Objective:
Copy all of the material word for word, except for the pictures.

Data records:
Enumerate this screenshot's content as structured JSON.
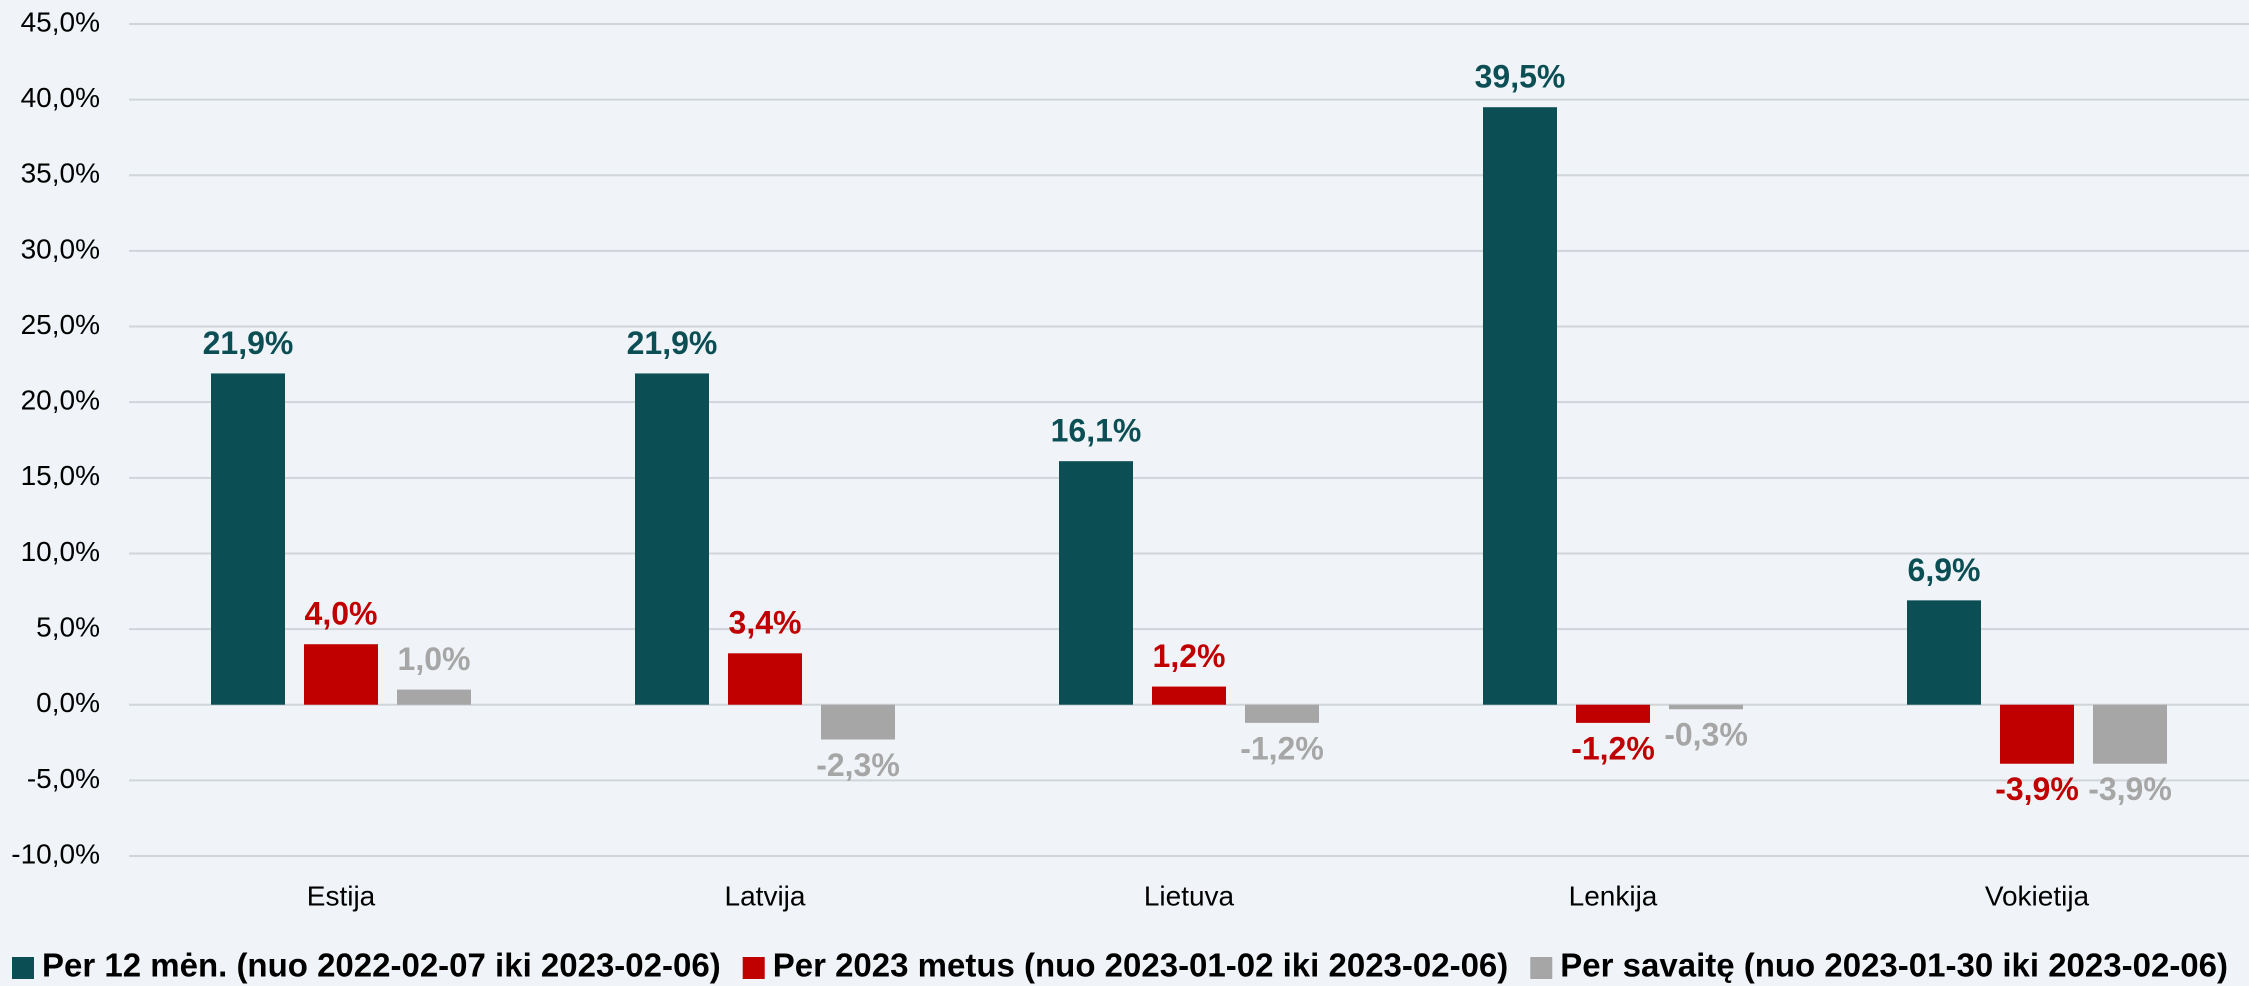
{
  "chart_data": {
    "type": "bar",
    "categories": [
      "Estija",
      "Latvija",
      "Lietuva",
      "Lenkija",
      "Vokietija"
    ],
    "series": [
      {
        "name": "Per 12 mėn. (nuo 2022-02-07 iki 2023-02-06)",
        "color": "#0b4f55",
        "values": [
          21.9,
          21.9,
          16.1,
          39.5,
          6.9
        ],
        "value_labels": [
          "21,9%",
          "21,9%",
          "16,1%",
          "39,5%",
          "6,9%"
        ]
      },
      {
        "name": "Per 2023 metus (nuo 2023-01-02 iki 2023-02-06)",
        "color": "#c00000",
        "values": [
          4.0,
          3.4,
          1.2,
          -1.2,
          -3.9
        ],
        "value_labels": [
          "4,0%",
          "3,4%",
          "1,2%",
          "-1,2%",
          "-3,9%"
        ]
      },
      {
        "name": "Per savaitę (nuo 2023-01-30 iki 2023-02-06)",
        "color": "#a6a6a6",
        "values": [
          1.0,
          -2.3,
          -1.2,
          -0.3,
          -3.9
        ],
        "value_labels": [
          "1,0%",
          "-2,3%",
          "-1,2%",
          "-0,3%",
          "-3,9%"
        ]
      }
    ],
    "ylim": [
      -10,
      45
    ],
    "yticks": [
      {
        "value": -10,
        "label": "-10,0%"
      },
      {
        "value": -5,
        "label": "-5,0%"
      },
      {
        "value": 0,
        "label": "0,0%"
      },
      {
        "value": 5,
        "label": "5,0%"
      },
      {
        "value": 10,
        "label": "10,0%"
      },
      {
        "value": 15,
        "label": "15,0%"
      },
      {
        "value": 20,
        "label": "20,0%"
      },
      {
        "value": 25,
        "label": "25,0%"
      },
      {
        "value": 30,
        "label": "30,0%"
      },
      {
        "value": 35,
        "label": "35,0%"
      },
      {
        "value": 40,
        "label": "40,0%"
      },
      {
        "value": 45,
        "label": "45,0%"
      }
    ],
    "grid": true,
    "legend": "bottom"
  }
}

Right answer:
Enumerate this screenshot's content as structured JSON.
{
  "chart_data": {
    "type": "bar",
    "categories": [
      "Estija",
      "Latvija",
      "Lietuva",
      "Lenkija",
      "Vokietija"
    ],
    "series": [
      {
        "name": "Per 12 mėn. (nuo 2022-02-07 iki 2023-02-06)",
        "color": "#0b4f55",
        "values": [
          21.9,
          21.9,
          16.1,
          39.5,
          6.9
        ],
        "value_labels": [
          "21,9%",
          "21,9%",
          "16,1%",
          "39,5%",
          "6,9%"
        ]
      },
      {
        "name": "Per 2023 metus (nuo 2023-01-02 iki 2023-02-06)",
        "color": "#c00000",
        "values": [
          4.0,
          3.4,
          1.2,
          -1.2,
          -3.9
        ],
        "value_labels": [
          "4,0%",
          "3,4%",
          "1,2%",
          "-1,2%",
          "-3,9%"
        ]
      },
      {
        "name": "Per savaitę (nuo 2023-01-30 iki 2023-02-06)",
        "color": "#a6a6a6",
        "values": [
          1.0,
          -2.3,
          -1.2,
          -0.3,
          -3.9
        ],
        "value_labels": [
          "1,0%",
          "-2,3%",
          "-1,2%",
          "-0,3%",
          "-3,9%"
        ]
      }
    ],
    "ylim": [
      -10,
      45
    ],
    "yticks": [
      {
        "value": -10,
        "label": "-10,0%"
      },
      {
        "value": -5,
        "label": "-5,0%"
      },
      {
        "value": 0,
        "label": "0,0%"
      },
      {
        "value": 5,
        "label": "5,0%"
      },
      {
        "value": 10,
        "label": "10,0%"
      },
      {
        "value": 15,
        "label": "15,0%"
      },
      {
        "value": 20,
        "label": "20,0%"
      },
      {
        "value": 25,
        "label": "25,0%"
      },
      {
        "value": 30,
        "label": "30,0%"
      },
      {
        "value": 35,
        "label": "35,0%"
      },
      {
        "value": 40,
        "label": "40,0%"
      },
      {
        "value": 45,
        "label": "45,0%"
      }
    ],
    "grid": true,
    "legend": "bottom"
  }
}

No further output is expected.